- **Data for this exercise**
○ ○ ○ ○ ○

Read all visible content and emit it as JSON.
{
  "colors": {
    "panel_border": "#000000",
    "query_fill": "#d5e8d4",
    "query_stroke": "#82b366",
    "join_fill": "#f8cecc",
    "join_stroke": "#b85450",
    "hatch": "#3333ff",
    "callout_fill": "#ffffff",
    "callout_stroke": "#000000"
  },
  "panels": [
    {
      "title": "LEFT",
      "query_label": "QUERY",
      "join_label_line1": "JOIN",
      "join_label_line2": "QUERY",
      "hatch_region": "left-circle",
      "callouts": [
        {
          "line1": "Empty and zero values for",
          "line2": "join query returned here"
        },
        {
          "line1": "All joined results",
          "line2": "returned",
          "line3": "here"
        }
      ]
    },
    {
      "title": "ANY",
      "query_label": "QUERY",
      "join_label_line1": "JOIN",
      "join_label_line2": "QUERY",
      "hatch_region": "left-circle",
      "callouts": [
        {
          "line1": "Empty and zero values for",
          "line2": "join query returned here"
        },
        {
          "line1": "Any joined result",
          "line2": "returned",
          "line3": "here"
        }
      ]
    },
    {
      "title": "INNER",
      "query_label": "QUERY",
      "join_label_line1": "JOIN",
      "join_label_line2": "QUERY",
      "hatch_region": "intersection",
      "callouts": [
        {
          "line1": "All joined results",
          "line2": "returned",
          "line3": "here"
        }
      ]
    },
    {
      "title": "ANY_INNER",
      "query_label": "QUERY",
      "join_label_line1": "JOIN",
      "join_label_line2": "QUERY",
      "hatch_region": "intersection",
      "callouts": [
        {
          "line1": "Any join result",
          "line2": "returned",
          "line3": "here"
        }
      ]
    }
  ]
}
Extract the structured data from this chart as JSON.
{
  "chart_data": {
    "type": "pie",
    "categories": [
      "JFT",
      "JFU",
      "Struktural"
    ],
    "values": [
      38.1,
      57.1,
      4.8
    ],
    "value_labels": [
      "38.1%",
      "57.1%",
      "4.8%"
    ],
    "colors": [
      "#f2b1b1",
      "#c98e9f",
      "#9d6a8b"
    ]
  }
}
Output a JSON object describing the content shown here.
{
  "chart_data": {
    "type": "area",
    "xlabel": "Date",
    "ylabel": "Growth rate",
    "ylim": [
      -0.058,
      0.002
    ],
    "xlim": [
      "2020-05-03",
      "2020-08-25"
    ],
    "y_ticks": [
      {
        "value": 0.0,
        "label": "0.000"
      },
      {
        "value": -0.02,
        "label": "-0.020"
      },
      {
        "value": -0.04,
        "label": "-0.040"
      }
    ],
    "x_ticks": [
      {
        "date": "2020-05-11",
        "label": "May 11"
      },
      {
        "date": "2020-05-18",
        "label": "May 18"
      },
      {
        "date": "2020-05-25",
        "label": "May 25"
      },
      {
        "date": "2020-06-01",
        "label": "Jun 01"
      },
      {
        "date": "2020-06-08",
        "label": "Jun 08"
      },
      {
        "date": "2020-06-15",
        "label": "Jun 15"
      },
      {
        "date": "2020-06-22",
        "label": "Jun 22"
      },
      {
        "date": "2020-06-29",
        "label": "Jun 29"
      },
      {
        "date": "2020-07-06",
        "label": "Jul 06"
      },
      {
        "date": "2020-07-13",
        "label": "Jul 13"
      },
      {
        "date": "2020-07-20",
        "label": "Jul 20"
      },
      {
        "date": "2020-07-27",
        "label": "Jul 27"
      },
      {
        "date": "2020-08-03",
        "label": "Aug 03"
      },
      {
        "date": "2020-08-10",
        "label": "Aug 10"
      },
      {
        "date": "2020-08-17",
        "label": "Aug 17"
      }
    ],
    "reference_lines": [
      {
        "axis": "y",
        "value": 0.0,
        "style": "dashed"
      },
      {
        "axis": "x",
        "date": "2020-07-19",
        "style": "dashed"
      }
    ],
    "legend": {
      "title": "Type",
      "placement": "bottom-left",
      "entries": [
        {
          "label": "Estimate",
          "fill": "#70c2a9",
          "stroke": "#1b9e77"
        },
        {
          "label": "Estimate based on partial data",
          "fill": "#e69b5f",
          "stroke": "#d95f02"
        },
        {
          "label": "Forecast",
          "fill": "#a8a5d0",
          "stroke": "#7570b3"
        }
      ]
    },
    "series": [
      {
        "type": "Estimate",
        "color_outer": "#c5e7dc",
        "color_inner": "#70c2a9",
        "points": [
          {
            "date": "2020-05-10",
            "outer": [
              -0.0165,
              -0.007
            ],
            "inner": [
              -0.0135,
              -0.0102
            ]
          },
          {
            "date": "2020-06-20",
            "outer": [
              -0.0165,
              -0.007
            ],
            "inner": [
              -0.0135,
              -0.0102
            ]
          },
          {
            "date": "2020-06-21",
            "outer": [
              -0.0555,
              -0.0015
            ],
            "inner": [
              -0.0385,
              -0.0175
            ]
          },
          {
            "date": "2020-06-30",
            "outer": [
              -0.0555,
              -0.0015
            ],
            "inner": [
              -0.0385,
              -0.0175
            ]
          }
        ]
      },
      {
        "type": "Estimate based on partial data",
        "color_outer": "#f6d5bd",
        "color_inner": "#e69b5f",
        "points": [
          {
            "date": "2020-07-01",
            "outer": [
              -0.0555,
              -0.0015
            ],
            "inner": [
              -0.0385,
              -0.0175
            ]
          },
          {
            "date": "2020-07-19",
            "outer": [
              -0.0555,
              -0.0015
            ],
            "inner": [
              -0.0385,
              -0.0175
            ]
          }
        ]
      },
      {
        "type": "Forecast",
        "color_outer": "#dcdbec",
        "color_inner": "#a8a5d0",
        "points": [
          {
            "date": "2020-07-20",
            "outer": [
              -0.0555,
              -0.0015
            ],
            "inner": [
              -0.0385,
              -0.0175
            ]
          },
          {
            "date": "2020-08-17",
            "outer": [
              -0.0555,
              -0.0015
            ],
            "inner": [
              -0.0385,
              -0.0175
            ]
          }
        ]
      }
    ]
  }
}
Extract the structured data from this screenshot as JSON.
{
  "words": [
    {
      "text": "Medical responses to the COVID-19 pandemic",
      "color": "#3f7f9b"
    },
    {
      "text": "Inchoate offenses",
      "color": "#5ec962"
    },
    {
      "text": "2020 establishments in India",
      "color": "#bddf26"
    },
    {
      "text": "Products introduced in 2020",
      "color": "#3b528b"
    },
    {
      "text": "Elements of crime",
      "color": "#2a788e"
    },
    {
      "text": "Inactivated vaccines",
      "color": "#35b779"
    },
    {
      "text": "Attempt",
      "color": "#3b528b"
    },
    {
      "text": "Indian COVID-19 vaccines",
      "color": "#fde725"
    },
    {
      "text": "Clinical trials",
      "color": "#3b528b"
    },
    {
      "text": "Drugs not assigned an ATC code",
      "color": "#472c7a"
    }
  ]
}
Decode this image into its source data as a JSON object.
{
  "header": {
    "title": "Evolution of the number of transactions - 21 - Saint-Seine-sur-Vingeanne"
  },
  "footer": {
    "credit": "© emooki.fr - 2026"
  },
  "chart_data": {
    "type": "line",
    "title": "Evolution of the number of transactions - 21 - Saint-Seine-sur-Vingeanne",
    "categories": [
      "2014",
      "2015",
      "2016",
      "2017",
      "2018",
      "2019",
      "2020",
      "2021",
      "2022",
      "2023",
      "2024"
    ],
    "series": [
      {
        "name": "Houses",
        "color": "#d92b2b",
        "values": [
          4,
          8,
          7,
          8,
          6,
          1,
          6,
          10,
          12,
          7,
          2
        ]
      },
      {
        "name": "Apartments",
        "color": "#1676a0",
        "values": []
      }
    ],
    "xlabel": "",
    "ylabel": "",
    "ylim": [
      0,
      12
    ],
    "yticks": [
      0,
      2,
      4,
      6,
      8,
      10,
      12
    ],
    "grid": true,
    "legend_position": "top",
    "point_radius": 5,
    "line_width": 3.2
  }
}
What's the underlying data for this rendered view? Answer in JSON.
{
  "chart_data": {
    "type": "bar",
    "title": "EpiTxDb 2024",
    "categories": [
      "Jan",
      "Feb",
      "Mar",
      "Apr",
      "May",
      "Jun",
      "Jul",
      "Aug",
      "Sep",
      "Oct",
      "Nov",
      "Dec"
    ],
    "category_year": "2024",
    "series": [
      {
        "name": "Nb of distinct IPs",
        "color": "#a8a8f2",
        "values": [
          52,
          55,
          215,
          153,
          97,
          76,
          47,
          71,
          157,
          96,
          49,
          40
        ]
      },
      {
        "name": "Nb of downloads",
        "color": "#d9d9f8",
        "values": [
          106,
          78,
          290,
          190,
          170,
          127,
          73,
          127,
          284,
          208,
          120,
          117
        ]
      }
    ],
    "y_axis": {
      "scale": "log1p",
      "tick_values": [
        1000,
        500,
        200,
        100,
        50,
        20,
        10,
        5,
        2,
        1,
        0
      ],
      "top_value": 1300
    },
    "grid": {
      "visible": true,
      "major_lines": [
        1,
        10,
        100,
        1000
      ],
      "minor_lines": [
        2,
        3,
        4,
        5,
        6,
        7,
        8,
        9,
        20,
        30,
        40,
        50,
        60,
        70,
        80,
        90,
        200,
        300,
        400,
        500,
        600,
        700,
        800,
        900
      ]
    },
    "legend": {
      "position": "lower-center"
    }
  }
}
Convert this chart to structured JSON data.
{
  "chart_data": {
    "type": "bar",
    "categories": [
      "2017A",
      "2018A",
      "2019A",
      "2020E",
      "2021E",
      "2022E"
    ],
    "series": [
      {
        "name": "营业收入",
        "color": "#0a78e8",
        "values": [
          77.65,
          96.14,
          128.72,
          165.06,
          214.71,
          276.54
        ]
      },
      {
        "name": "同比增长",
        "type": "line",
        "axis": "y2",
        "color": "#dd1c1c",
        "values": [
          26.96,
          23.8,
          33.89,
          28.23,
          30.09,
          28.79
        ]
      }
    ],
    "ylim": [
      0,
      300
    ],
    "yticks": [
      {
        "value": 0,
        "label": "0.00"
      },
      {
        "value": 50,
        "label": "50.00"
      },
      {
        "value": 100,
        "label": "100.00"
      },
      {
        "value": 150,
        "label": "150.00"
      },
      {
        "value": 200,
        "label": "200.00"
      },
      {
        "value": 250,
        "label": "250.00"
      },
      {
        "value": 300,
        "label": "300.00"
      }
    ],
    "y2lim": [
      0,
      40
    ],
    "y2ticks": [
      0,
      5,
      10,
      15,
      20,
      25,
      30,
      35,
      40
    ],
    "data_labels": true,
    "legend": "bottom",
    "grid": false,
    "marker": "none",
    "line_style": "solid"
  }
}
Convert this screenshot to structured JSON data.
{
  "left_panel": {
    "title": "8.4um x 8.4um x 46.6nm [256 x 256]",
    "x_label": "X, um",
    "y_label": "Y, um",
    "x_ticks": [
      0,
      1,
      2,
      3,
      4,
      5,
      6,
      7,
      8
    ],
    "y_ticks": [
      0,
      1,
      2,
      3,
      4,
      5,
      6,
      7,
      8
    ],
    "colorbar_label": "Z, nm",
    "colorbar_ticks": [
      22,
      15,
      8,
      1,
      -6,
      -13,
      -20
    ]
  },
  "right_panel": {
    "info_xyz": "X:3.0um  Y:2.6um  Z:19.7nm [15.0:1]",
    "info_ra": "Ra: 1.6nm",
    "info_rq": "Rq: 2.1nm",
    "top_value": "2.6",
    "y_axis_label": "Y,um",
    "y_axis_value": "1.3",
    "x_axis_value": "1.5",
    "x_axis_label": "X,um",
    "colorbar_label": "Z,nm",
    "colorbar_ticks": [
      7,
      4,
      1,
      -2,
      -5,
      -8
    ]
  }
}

○ ○ ○ ○ ○

- **Directive**
Collect the lines of the records that include the string "visible".

- **Solution to the exercise**
Read all visible content and emit it as JSON.
      "visible": true,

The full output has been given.